◆ Aim ◆
Images should be left out, and everything else in the listing reproduced exactly.

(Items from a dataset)
------------------------------------------------

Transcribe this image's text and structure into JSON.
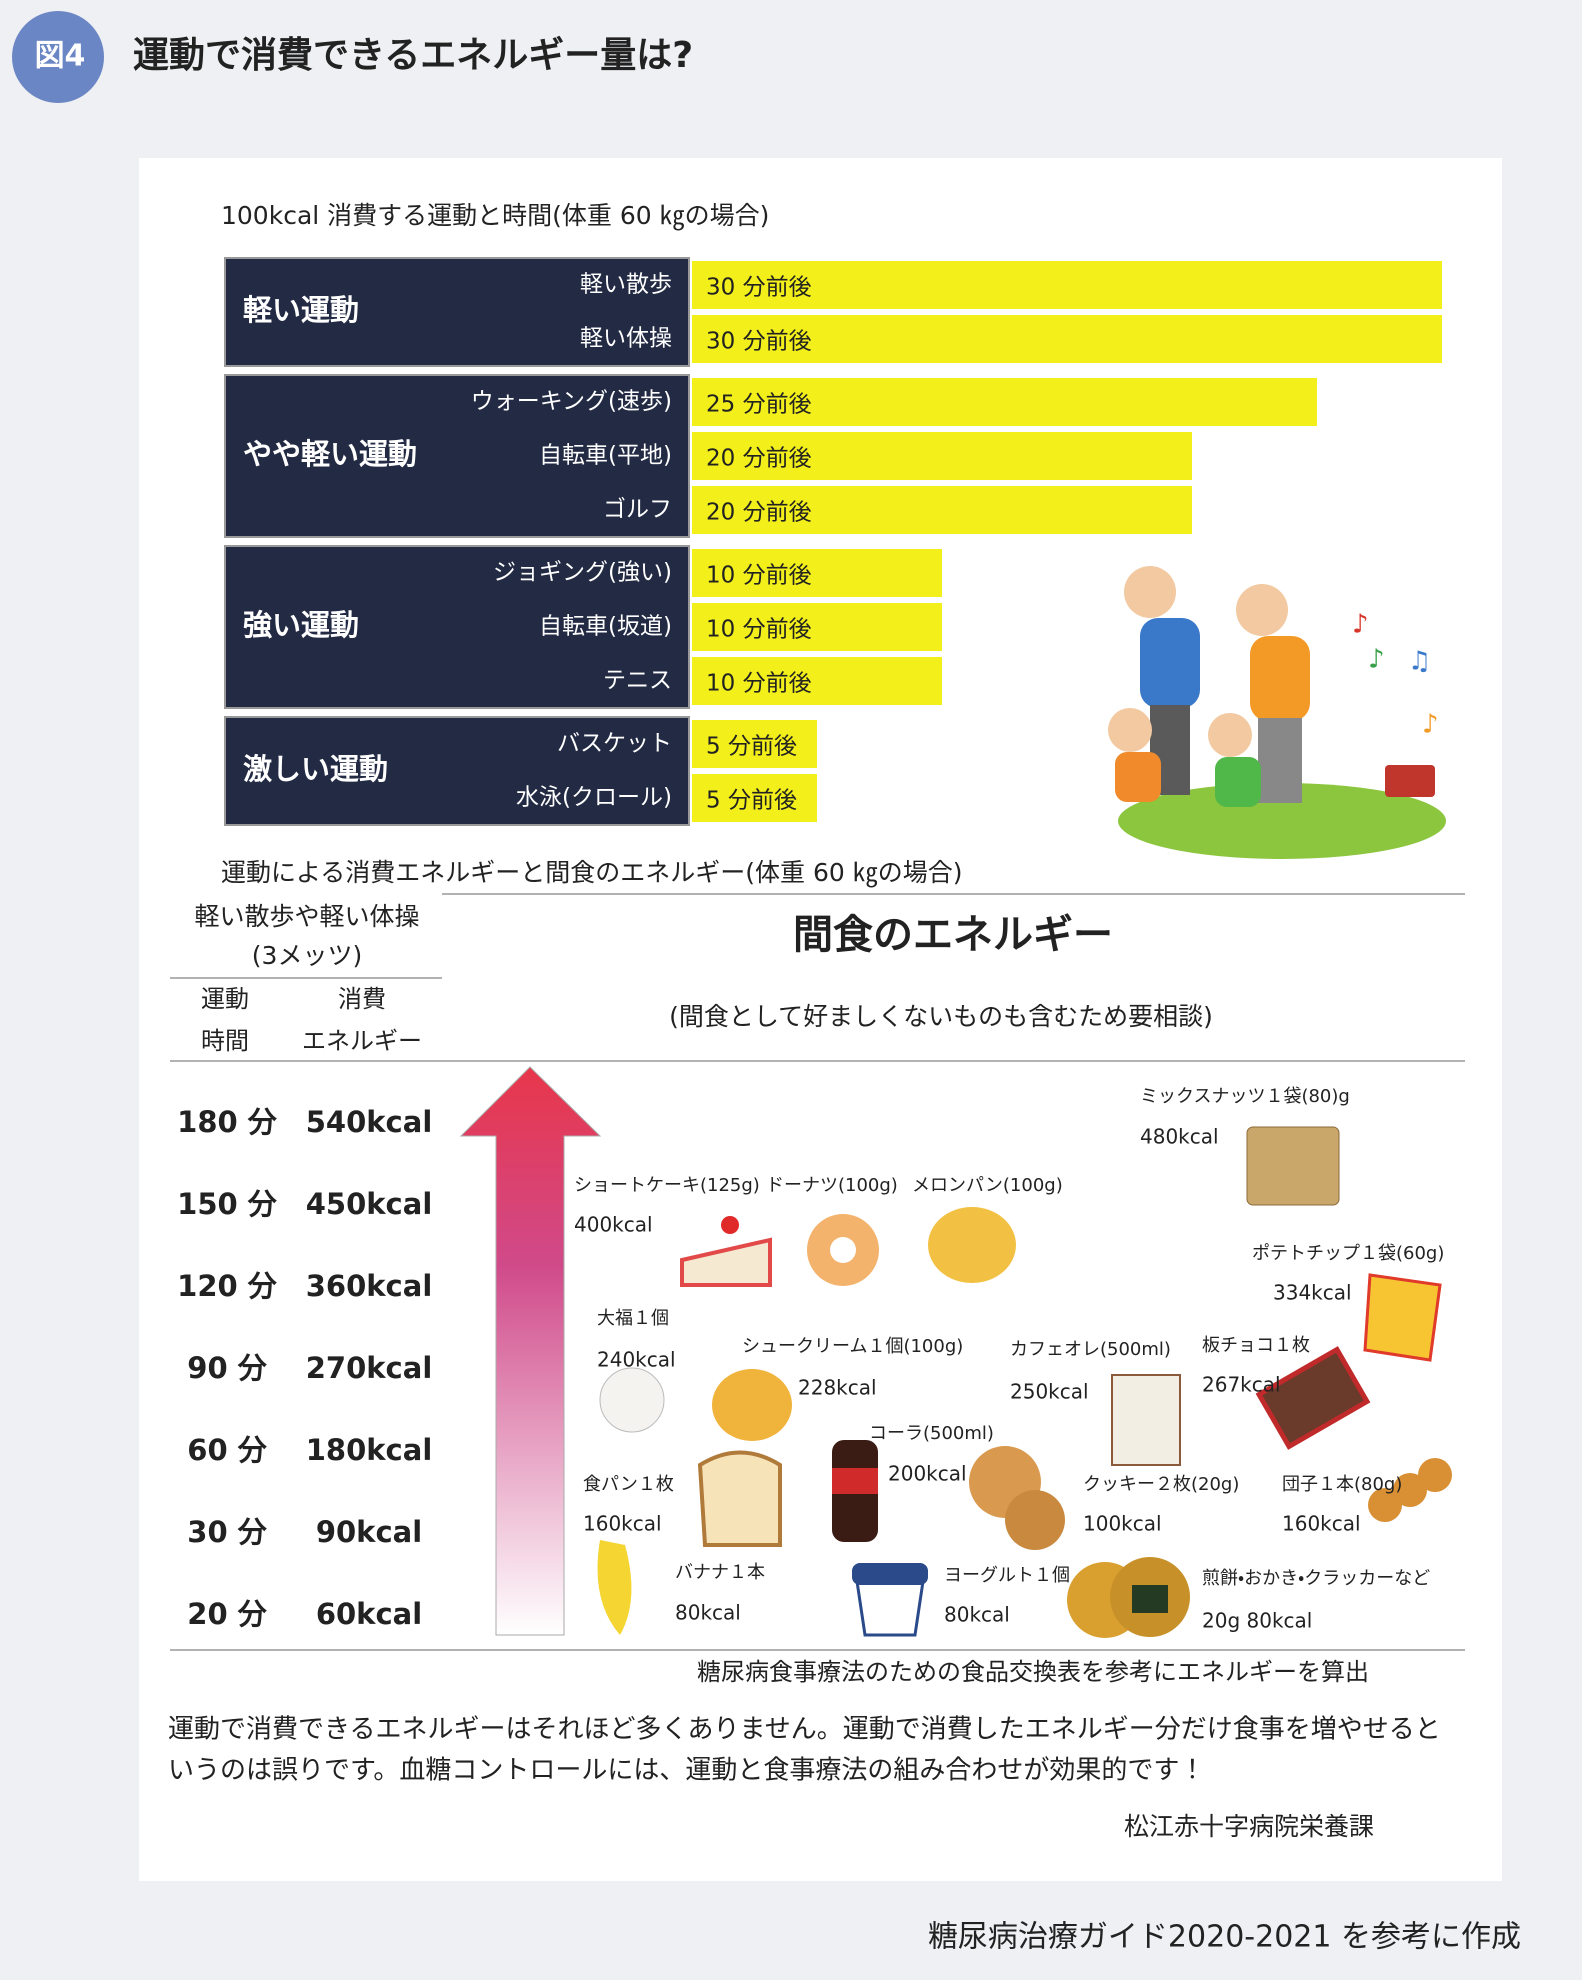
{
  "header": {
    "badge": "図4",
    "title": "運動で消費できるエネルギー量は?"
  },
  "exercise": {
    "subtitle": "100kcal 消費する運動と時間(体重 60 ㎏の場合)",
    "groups": [
      {
        "label": "軽い運動",
        "items": [
          {
            "name": "軽い散歩",
            "label": "30 分前後",
            "minutes": 30
          },
          {
            "name": "軽い体操",
            "label": "30 分前後",
            "minutes": 30
          }
        ]
      },
      {
        "label": "やや軽い運動",
        "items": [
          {
            "name": "ウォーキング(速歩)",
            "label": "25 分前後",
            "minutes": 25
          },
          {
            "name": "自転車(平地)",
            "label": "20 分前後",
            "minutes": 20
          },
          {
            "name": "ゴルフ",
            "label": "20 分前後",
            "minutes": 20
          }
        ]
      },
      {
        "label": "強い運動",
        "items": [
          {
            "name": "ジョギング(強い)",
            "label": "10 分前後",
            "minutes": 10
          },
          {
            "name": "自転車(坂道)",
            "label": "10 分前後",
            "minutes": 10
          },
          {
            "name": "テニス",
            "label": "10 分前後",
            "minutes": 10
          }
        ]
      },
      {
        "label": "激しい運動",
        "items": [
          {
            "name": "バスケット",
            "label": "5 分前後",
            "minutes": 5
          },
          {
            "name": "水泳(クロール)",
            "label": "5 分前後",
            "minutes": 5
          }
        ]
      }
    ]
  },
  "energy": {
    "subtitle": "運動による消費エネルギーと間食のエネルギー(体重 60 ㎏の場合)",
    "table_title": [
      "軽い散歩や軽い体操",
      "(3メッツ)"
    ],
    "col_headers": [
      [
        "運動",
        "時間"
      ],
      [
        "消費",
        "エネルギー"
      ]
    ],
    "rows": [
      [
        "180 分",
        "540kcal"
      ],
      [
        "150 分",
        "450kcal"
      ],
      [
        "120 分",
        "360kcal"
      ],
      [
        "90 分",
        "270kcal"
      ],
      [
        "60 分",
        "180kcal"
      ],
      [
        "30 分",
        "90kcal"
      ],
      [
        "20 分",
        "60kcal"
      ]
    ],
    "snack_title": "間食のエネルギー",
    "snack_subtitle": "(間食として好ましくないものも含むため要相談)",
    "snacks": [
      {
        "name": "ミックスナッツ１袋(80)g",
        "kcal": "480kcal"
      },
      {
        "name": "ショートケーキ(125g)",
        "kcal": "400kcal"
      },
      {
        "name": "ドーナツ(100g)"
      },
      {
        "name": "メロンパン(100g)"
      },
      {
        "name": "ポテトチップ１袋(60g)",
        "kcal": "334kcal"
      },
      {
        "name": "大福１個",
        "kcal": "240kcal"
      },
      {
        "name": "シュークリーム１個(100g)",
        "kcal": "228kcal"
      },
      {
        "name": "カフェオレ(500ml)",
        "kcal": "250kcal"
      },
      {
        "name": "板チョコ１枚",
        "kcal": "267kcal"
      },
      {
        "name": "コーラ(500ml)",
        "kcal": "200kcal"
      },
      {
        "name": "食パン１枚",
        "kcal": "160kcal"
      },
      {
        "name": "クッキー２枚(20g)",
        "kcal": "100kcal"
      },
      {
        "name": "団子１本(80g)",
        "kcal": "160kcal"
      },
      {
        "name": "バナナ１本",
        "kcal": "80kcal"
      },
      {
        "name": "ヨーグルト１個",
        "kcal": "80kcal"
      },
      {
        "name": "煎餅・おかき・クラッカーなど",
        "kcal": "20g  80kcal"
      }
    ],
    "note": "糖尿病食事療法のための食品交換表を参考にエネルギーを算出"
  },
  "paragraph": [
    "運動で消費できるエネルギーはそれほど多くありません。運動で消費したエネルギー分だけ食事を増やせると",
    "いうのは誤りです。血糖コントロールには、運動と食事療法の組み合わせが効果的です！"
  ],
  "credit": "松江赤十字病院栄養課",
  "footer": "糖尿病治療ガイド2020-2021 を参考に作成"
}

------------------------------------------------

◆ Correct response ◆
Transcribe this image's text and structure into JSON.
{
  "header": {
    "badge": "図4",
    "title": "運動で消費できるエネルギー量は?"
  },
  "exercise": {
    "subtitle": "100kcal 消費する運動と時間(体重 60 ㎏の場合)",
    "groups": [
      {
        "label": "軽い運動",
        "items": [
          {
            "name": "軽い散歩",
            "label": "30 分前後",
            "minutes": 30
          },
          {
            "name": "軽い体操",
            "label": "30 分前後",
            "minutes": 30
          }
        ]
      },
      {
        "label": "やや軽い運動",
        "items": [
          {
            "name": "ウォーキング(速歩)",
            "label": "25 分前後",
            "minutes": 25
          },
          {
            "name": "自転車(平地)",
            "label": "20 分前後",
            "minutes": 20
          },
          {
            "name": "ゴルフ",
            "label": "20 分前後",
            "minutes": 20
          }
        ]
      },
      {
        "label": "強い運動",
        "items": [
          {
            "name": "ジョギング(強い)",
            "label": "10 分前後",
            "minutes": 10
          },
          {
            "name": "自転車(坂道)",
            "label": "10 分前後",
            "minutes": 10
          },
          {
            "name": "テニス",
            "label": "10 分前後",
            "minutes": 10
          }
        ]
      },
      {
        "label": "激しい運動",
        "items": [
          {
            "name": "バスケット",
            "label": "5 分前後",
            "minutes": 5
          },
          {
            "name": "水泳(クロール)",
            "label": "5 分前後",
            "minutes": 5
          }
        ]
      }
    ]
  },
  "energy": {
    "subtitle": "運動による消費エネルギーと間食のエネルギー(体重 60 ㎏の場合)",
    "table_title": [
      "軽い散歩や軽い体操",
      "(3メッツ)"
    ],
    "col_headers": [
      [
        "運動",
        "時間"
      ],
      [
        "消費",
        "エネルギー"
      ]
    ],
    "rows": [
      [
        "180 分",
        "540kcal"
      ],
      [
        "150 分",
        "450kcal"
      ],
      [
        "120 分",
        "360kcal"
      ],
      [
        "90 分",
        "270kcal"
      ],
      [
        "60 分",
        "180kcal"
      ],
      [
        "30 分",
        "90kcal"
      ],
      [
        "20 分",
        "60kcal"
      ]
    ],
    "snack_title": "間食のエネルギー",
    "snack_subtitle": "(間食として好ましくないものも含むため要相談)",
    "snacks": [
      {
        "name": "ミックスナッツ１袋(80)g",
        "kcal": "480kcal"
      },
      {
        "name": "ショートケーキ(125g)",
        "kcal": "400kcal"
      },
      {
        "name": "ドーナツ(100g)"
      },
      {
        "name": "メロンパン(100g)"
      },
      {
        "name": "ポテトチップ１袋(60g)",
        "kcal": "334kcal"
      },
      {
        "name": "大福１個",
        "kcal": "240kcal"
      },
      {
        "name": "シュークリーム１個(100g)",
        "kcal": "228kcal"
      },
      {
        "name": "カフェオレ(500ml)",
        "kcal": "250kcal"
      },
      {
        "name": "板チョコ１枚",
        "kcal": "267kcal"
      },
      {
        "name": "コーラ(500ml)",
        "kcal": "200kcal"
      },
      {
        "name": "食パン１枚",
        "kcal": "160kcal"
      },
      {
        "name": "クッキー２枚(20g)",
        "kcal": "100kcal"
      },
      {
        "name": "団子１本(80g)",
        "kcal": "160kcal"
      },
      {
        "name": "バナナ１本",
        "kcal": "80kcal"
      },
      {
        "name": "ヨーグルト１個",
        "kcal": "80kcal"
      },
      {
        "name": "煎餅・おかき・クラッカーなど",
        "kcal": "20g  80kcal"
      }
    ],
    "note": "糖尿病食事療法のための食品交換表を参考にエネルギーを算出"
  },
  "paragraph": [
    "運動で消費できるエネルギーはそれほど多くありません。運動で消費したエネルギー分だけ食事を増やせると",
    "いうのは誤りです。血糖コントロールには、運動と食事療法の組み合わせが効果的です！"
  ],
  "credit": "松江赤十字病院栄養課",
  "footer": "糖尿病治療ガイド2020-2021 を参考に作成"
}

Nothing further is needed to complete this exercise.